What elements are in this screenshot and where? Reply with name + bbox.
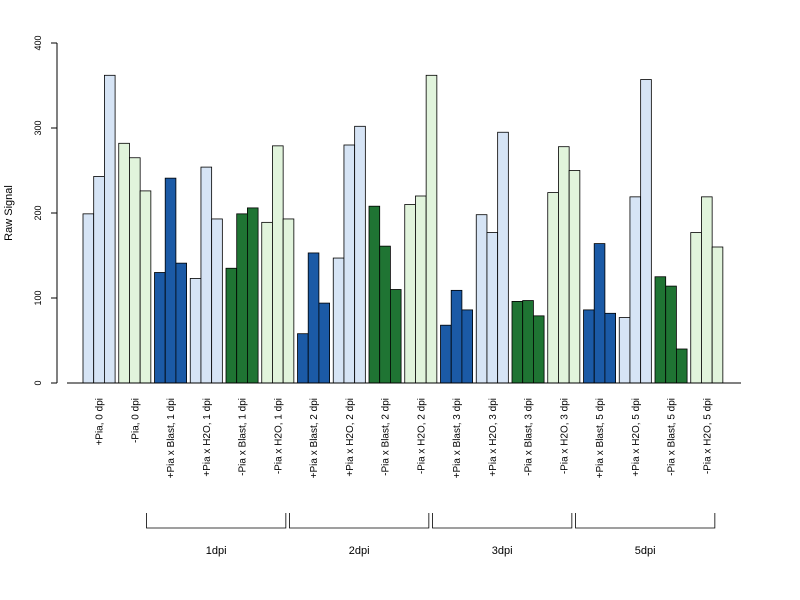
bar	[200, 166, 213, 384]
bar	[690, 232, 702, 384]
bar	[261, 221, 273, 384]
category-label: -Pia x Blast, 2 dpi	[381, 398, 392, 476]
bar	[450, 289, 463, 384]
bar	[129, 157, 141, 384]
group-brackets: 1dpi 2dpi 3dpi 5dpi	[146, 513, 716, 557]
category-label: +Pia x Blast, 5 dpi	[595, 398, 606, 478]
category-label: +Pia x Blast, 2 dpi	[309, 398, 320, 478]
category-label: -Pia x Blast, 1 dpi	[238, 398, 249, 476]
bar	[425, 74, 438, 384]
bar	[236, 213, 248, 384]
bar	[93, 176, 105, 384]
group-bracket	[432, 513, 573, 529]
group-label: 2dpi	[349, 545, 370, 557]
group-label: 1dpi	[206, 545, 227, 557]
bar	[104, 74, 116, 384]
category-label: +Pia x H2O, 3 dpi	[488, 398, 499, 477]
bar	[354, 125, 366, 384]
bar	[154, 272, 166, 384]
y-axis: 0 100 200 300 400	[33, 35, 58, 386]
group-bracket	[575, 513, 716, 529]
bar	[379, 245, 391, 384]
bar	[497, 131, 509, 384]
category-labels: +Pia, 0 dpi -Pia, 0 dpi +Pia x Blast, 1 dp…	[95, 398, 714, 478]
bar	[272, 145, 284, 384]
bar	[640, 79, 652, 384]
bar	[246, 207, 259, 384]
group-label: 5dpi	[635, 545, 656, 557]
bar	[511, 300, 524, 384]
bar	[461, 309, 473, 384]
bar	[389, 289, 402, 384]
bar	[568, 170, 581, 384]
bar	[676, 348, 688, 384]
bar	[211, 218, 223, 384]
category-label: -Pia x H2O, 2 dpi	[416, 398, 427, 474]
bar	[415, 195, 427, 384]
bar	[665, 285, 677, 384]
bar	[282, 218, 295, 384]
bar	[701, 196, 713, 384]
bar	[583, 309, 595, 384]
bar	[593, 243, 606, 384]
bar	[654, 276, 667, 384]
bar	[139, 190, 152, 384]
category-label: +Pia x H2O, 1 dpi	[202, 398, 213, 477]
category-label: -Pia x Blast, 3 dpi	[524, 398, 535, 476]
category-label: -Pia, 0 dpi	[130, 398, 141, 443]
y-tick-label: 100	[33, 290, 43, 305]
category-label: +Pia x H2O, 5 dpi	[631, 398, 642, 477]
bar	[118, 142, 130, 384]
bar	[307, 252, 320, 384]
y-tick-label: 300	[33, 120, 43, 135]
bar	[558, 146, 570, 384]
category-label: +Pia x Blast, 3 dpi	[452, 398, 463, 478]
category-label: -Pia x H2O, 3 dpi	[559, 398, 570, 474]
y-tick-label: 200	[33, 205, 43, 220]
category-label: +Pia x Blast, 1 dpi	[166, 398, 177, 478]
bar	[404, 204, 416, 384]
category-label: -Pia x H2O, 5 dpi	[702, 398, 713, 474]
bar	[475, 214, 488, 384]
bar	[82, 213, 95, 384]
bar	[318, 302, 330, 384]
y-tick-label: 400	[33, 35, 43, 50]
bar	[332, 257, 345, 384]
bar	[368, 205, 381, 384]
bar	[440, 324, 452, 384]
category-label: -Pia x Blast, 5 dpi	[667, 398, 678, 476]
bar	[225, 267, 238, 384]
bar	[486, 232, 499, 384]
bar	[189, 278, 202, 384]
group-label: 3dpi	[492, 545, 513, 557]
bar	[522, 300, 534, 384]
bar	[547, 192, 559, 384]
bar	[175, 262, 187, 384]
category-label: +Pia x H2O, 2 dpi	[345, 398, 356, 477]
bar	[711, 246, 724, 384]
group-bracket	[146, 513, 287, 529]
bar	[297, 333, 309, 384]
category-label: +Pia, 0 dpi	[95, 398, 106, 446]
y-tick-label: 0	[33, 380, 43, 385]
bar	[533, 315, 545, 384]
group-bracket	[289, 513, 430, 529]
bar	[343, 144, 356, 384]
y-axis-title: Raw Signal	[3, 185, 15, 241]
bar	[629, 196, 642, 384]
bar	[618, 317, 631, 384]
bar	[604, 312, 617, 384]
bars-layer	[82, 74, 724, 384]
bar	[164, 177, 177, 384]
category-label: -Pia x H2O, 1 dpi	[273, 398, 284, 474]
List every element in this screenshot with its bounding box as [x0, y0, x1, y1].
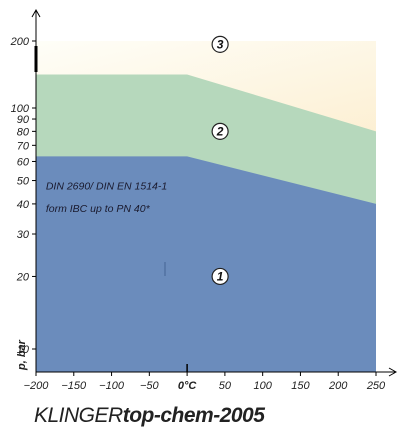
x-tick-label: −150	[61, 380, 87, 392]
x-tick-label: 150	[291, 380, 310, 392]
zone-3-badge	[211, 35, 229, 53]
y-axis-label: p, bar	[16, 339, 28, 371]
x-tick-label: 100	[253, 380, 272, 392]
y-tick-label: 10	[17, 344, 30, 356]
x-tick-label: 250	[366, 380, 386, 392]
x-tick-label: −50	[140, 380, 160, 392]
x-axis-arrow-icon	[388, 367, 398, 377]
annotation-text: form IBC up to PN 40*	[46, 203, 151, 215]
x-tick-label: −200	[24, 380, 50, 392]
zone-2-badge	[211, 122, 229, 140]
zone-2-label: 2	[216, 125, 224, 139]
x-tick-label: −100	[99, 380, 125, 392]
y-tick-label: 20	[16, 271, 30, 283]
y-tick-label: 50	[17, 176, 30, 188]
pressure-temperature-chart: −200 −150 −100 −50 0°C 50 100 150 200 25010203040…	[10, 8, 398, 392]
product-name: top-chem-2005	[122, 404, 265, 427]
y-tick-label: 60	[17, 156, 30, 168]
y-tick-label: 90	[17, 114, 30, 126]
y-tick-label: 40	[17, 199, 30, 211]
y-axis-break-mark	[34, 46, 38, 72]
annotation-text: DIN 2690/ DIN EN 1514-1	[46, 180, 167, 192]
x-tick-label: 0°C	[178, 380, 198, 392]
x-tick-label: 50	[219, 380, 232, 392]
zone-1-label: 1	[217, 270, 224, 284]
product-title: KLINGERtop-chem-2005	[34, 404, 265, 428]
y-axis-arrow-icon	[31, 8, 41, 18]
zone-1-badge	[211, 267, 229, 286]
y-tick-label: 200	[10, 36, 30, 48]
y-tick-label: 30	[17, 229, 30, 241]
y-tick-label: 100	[11, 103, 30, 115]
x-tick-label: 200	[328, 380, 348, 392]
product-brand: KLINGER	[34, 404, 123, 427]
zone-1-area	[36, 156, 376, 372]
y-tick-label: 70	[17, 140, 30, 152]
zone-3-label: 3	[217, 38, 224, 52]
y-tick-label: 80	[17, 126, 30, 138]
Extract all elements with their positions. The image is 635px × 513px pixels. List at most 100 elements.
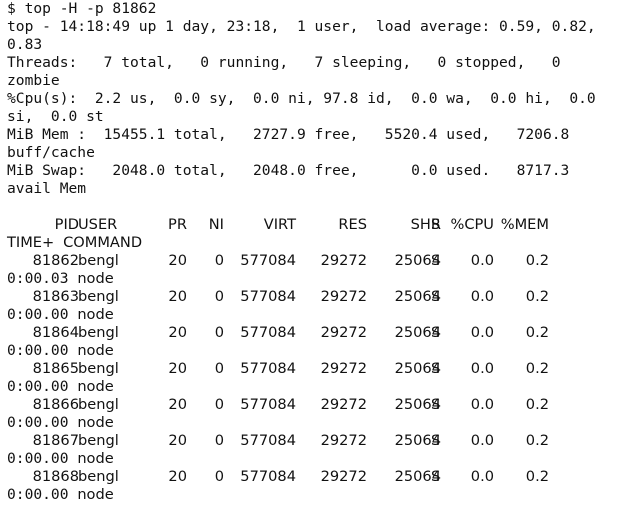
cell-ni: 0 (214, 396, 224, 413)
command-line: $ top -H -p 81862 (7, 0, 157, 17)
cell-virt: 577084 (240, 468, 296, 485)
cell-shr: 25064 (394, 396, 441, 413)
cell-time: 0:00.00 (7, 306, 69, 323)
cell-cpu: 0.0 (470, 360, 494, 377)
cell-ni: 0 (214, 324, 224, 341)
table-row-wrap: 0:00.00 node (7, 342, 633, 360)
summary-uptime-wrap: 0.83 (7, 36, 43, 53)
table-row: 81867 bengl 20 0 577084 29272 25064 S 0.0 0.2 (7, 432, 633, 450)
col-header-s: S (431, 216, 441, 233)
cell-user: bengl (78, 252, 119, 269)
cell-time: 0:00.00 (7, 378, 69, 395)
cell-time: 0:00.00 (7, 414, 69, 431)
col-header-virt: VIRT (263, 216, 296, 233)
table-row: 81868 bengl 20 0 577084 29272 25064 S 0.0 0.2 (7, 468, 633, 486)
cell-s: S (431, 360, 441, 377)
table-row: 81866 bengl 20 0 577084 29272 25064 S 0.0 0.2 (7, 396, 633, 414)
cell-command: node (77, 342, 114, 359)
summary-threads-line: Threads: 7 total, 0 running, 7 sleeping,… (7, 54, 561, 71)
table-row: 81864 bengl 20 0 577084 29272 25064 S 0.0 0.2 (7, 324, 633, 342)
cell-pid: 81862 (32, 252, 79, 269)
cell-command: node (77, 378, 114, 395)
cell-ni: 0 (214, 288, 224, 305)
cell-res: 29272 (320, 396, 367, 413)
cell-ni: 0 (214, 252, 224, 269)
cell-user: bengl (78, 432, 119, 449)
cell-s: S (431, 252, 441, 269)
cell-cpu: 0.0 (470, 324, 494, 341)
cell-s: S (431, 324, 441, 341)
cell-pid: 81867 (32, 432, 79, 449)
terminal-output[interactable]: $ top -H -p 81862 top - 14:18:49 up 1 da… (7, 0, 633, 504)
process-list: 81862 bengl 20 0 577084 29272 25064 S 0.0 0.2 0:00… (7, 252, 633, 504)
col-header-pr: PR (168, 216, 187, 233)
cell-res: 29272 (320, 360, 367, 377)
cell-pr: 20 (168, 324, 187, 341)
table-row-wrap: 0:00.00 node (7, 414, 633, 432)
table-row-wrap: 0:00.00 node (7, 450, 633, 468)
cell-virt: 577084 (240, 360, 296, 377)
cell-pr: 20 (168, 432, 187, 449)
cell-time: 0:00.00 (7, 486, 69, 503)
cell-shr: 25064 (394, 432, 441, 449)
cell-mem: 0.2 (525, 252, 549, 269)
cell-mem: 0.2 (525, 396, 549, 413)
col-header-user: USER (78, 216, 118, 233)
cell-shr: 25064 (394, 288, 441, 305)
cell-pid: 81863 (32, 288, 79, 305)
table-row-wrap: 0:00.00 node (7, 486, 633, 504)
col-header-command: COMMAND (63, 234, 143, 251)
cell-shr: 25064 (394, 252, 441, 269)
cell-cpu: 0.0 (470, 288, 494, 305)
cell-s: S (431, 468, 441, 485)
summary-threads-wrap: zombie (7, 72, 60, 89)
cell-command: node (77, 306, 114, 323)
cell-shr: 25064 (394, 468, 441, 485)
cell-pr: 20 (168, 252, 187, 269)
cell-mem: 0.2 (525, 360, 549, 377)
col-header-pid: PID (54, 216, 79, 233)
cell-res: 29272 (320, 252, 367, 269)
summary-swap-wrap: avail Mem (7, 180, 87, 197)
cell-mem: 0.2 (525, 432, 549, 449)
summary-cpu-line: %Cpu(s): 2.2 us, 0.0 sy, 0.0 ni, 97.8 id… (7, 90, 596, 107)
cell-user: bengl (78, 396, 119, 413)
col-header-res: RES (338, 216, 367, 233)
cell-cpu: 0.0 (470, 432, 494, 449)
cell-res: 29272 (320, 432, 367, 449)
table-row: 81862 bengl 20 0 577084 29272 25064 S 0.0 0.2 (7, 252, 633, 270)
cell-ni: 0 (214, 432, 224, 449)
table-header-wrap: TIME+ COMMAND (7, 234, 633, 252)
cell-mem: 0.2 (525, 288, 549, 305)
summary-uptime-line: top - 14:18:49 up 1 day, 23:18, 1 user, … (7, 18, 596, 35)
col-header-cpu: %CPU (450, 216, 494, 233)
cell-command: node (77, 486, 114, 503)
table-row-wrap: 0:00.00 node (7, 306, 633, 324)
blank-line (7, 198, 633, 216)
cell-shr: 25064 (394, 324, 441, 341)
table-row: 81863 bengl 20 0 577084 29272 25064 S 0.0 0.2 (7, 288, 633, 306)
cell-virt: 577084 (240, 252, 296, 269)
summary-mem-wrap: buff/cache (7, 144, 95, 161)
col-header-mem: %MEM (500, 216, 549, 233)
col-header-shr: SHR (410, 216, 441, 233)
summary-mem-line: MiB Mem : 15455.1 total, 2727.9 free, 55… (7, 126, 570, 143)
cell-virt: 577084 (240, 288, 296, 305)
cell-virt: 577084 (240, 432, 296, 449)
cell-ni: 0 (214, 468, 224, 485)
cell-mem: 0.2 (525, 468, 549, 485)
cell-ni: 0 (214, 360, 224, 377)
col-header-time: TIME+ (7, 234, 55, 251)
cell-pr: 20 (168, 396, 187, 413)
cell-user: bengl (78, 468, 119, 485)
table-row-wrap: 0:00.00 node (7, 378, 633, 396)
cell-time: 0:00.03 (7, 270, 69, 287)
cell-virt: 577084 (240, 396, 296, 413)
cell-res: 29272 (320, 468, 367, 485)
table-row: 81865 bengl 20 0 577084 29272 25064 S 0.0 0.2 (7, 360, 633, 378)
table-header: PID USER PR NI VIRT RES SHR S %CPU %MEM (7, 216, 633, 234)
cell-shr: 25064 (394, 360, 441, 377)
col-header-ni: NI (208, 216, 224, 233)
cell-time: 0:00.00 (7, 450, 69, 467)
cell-pr: 20 (168, 468, 187, 485)
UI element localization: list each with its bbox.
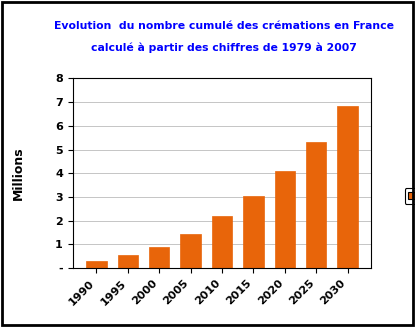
Bar [117,255,138,268]
Bar [149,247,169,268]
Bar [275,171,295,268]
Bar [337,107,358,268]
Bar [306,143,327,268]
Bar [212,216,232,268]
Text: calculé à partir des chiffres de 1979 à 2007: calculé à partir des chiffres de 1979 à … [91,42,357,53]
Text: Millions: Millions [12,146,25,200]
Bar [243,196,264,268]
Legend: crémations: crémations [405,188,415,204]
Text: Evolution  du nombre cumulé des crémations en France: Evolution du nombre cumulé des crémation… [54,21,394,31]
Bar [86,261,107,268]
Bar [181,234,201,268]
· · · · · · ·
Instructions to follow
Turn the rows from the line containing "166, 213, 384]" through the line containing "218, 223, 384]", both included, into a numbered list, skipping any blank lines.

Written answer
1. bar	[200, 166, 213, 384]
2. bar	[690, 232, 702, 384]
3. bar	[261, 221, 273, 384]
4. category-label: -Pia x Blast, 2 dpi	[381, 398, 392, 476]
5. bar	[450, 289, 463, 384]
6. bar	[129, 157, 141, 384]
7. group-brackets: 1dpi 2dpi 3dpi 5dpi	[146, 513, 716, 557]
8. category-label: +Pia x Blast, 5 dpi	[595, 398, 606, 478]
9. category-label: +Pia x Blast, 2 dpi	[309, 398, 320, 478]
10. category-label: -Pia x Blast, 1 dpi	[238, 398, 249, 476]
11. bar	[425, 74, 438, 384]
12. bar	[236, 213, 248, 384]
13. bar	[93, 176, 105, 384]
14. group-bracket	[432, 513, 573, 529]
15. group-label: 2dpi	[349, 545, 370, 557]
16. group-label: 1dpi	[206, 545, 227, 557]
17. bar	[104, 74, 116, 384]
18. category-label: +Pia x H2O, 3 dpi	[488, 398, 499, 477]
19. bar	[354, 125, 366, 384]
20. bar	[154, 272, 166, 384]
21. y-axis: 0 100 200 300 400	[33, 35, 58, 386]
22. group-bracket	[575, 513, 716, 529]
23. bar	[379, 245, 391, 384]
24. bar	[497, 131, 509, 384]
25. category-labels: +Pia, 0 dpi -Pia, 0 dpi +Pia x Blast, 1 dp…	[95, 398, 714, 478]
26. bar	[272, 145, 284, 384]
27. bar	[640, 79, 652, 384]
28. bar	[246, 207, 259, 384]
29. group-label: 5dpi	[635, 545, 656, 557]
30. bar	[511, 300, 524, 384]
31. bar	[461, 309, 473, 384]
32. bar	[389, 289, 402, 384]
33. bar	[568, 170, 581, 384]
34. bar	[676, 348, 688, 384]
35. bar	[211, 218, 223, 384]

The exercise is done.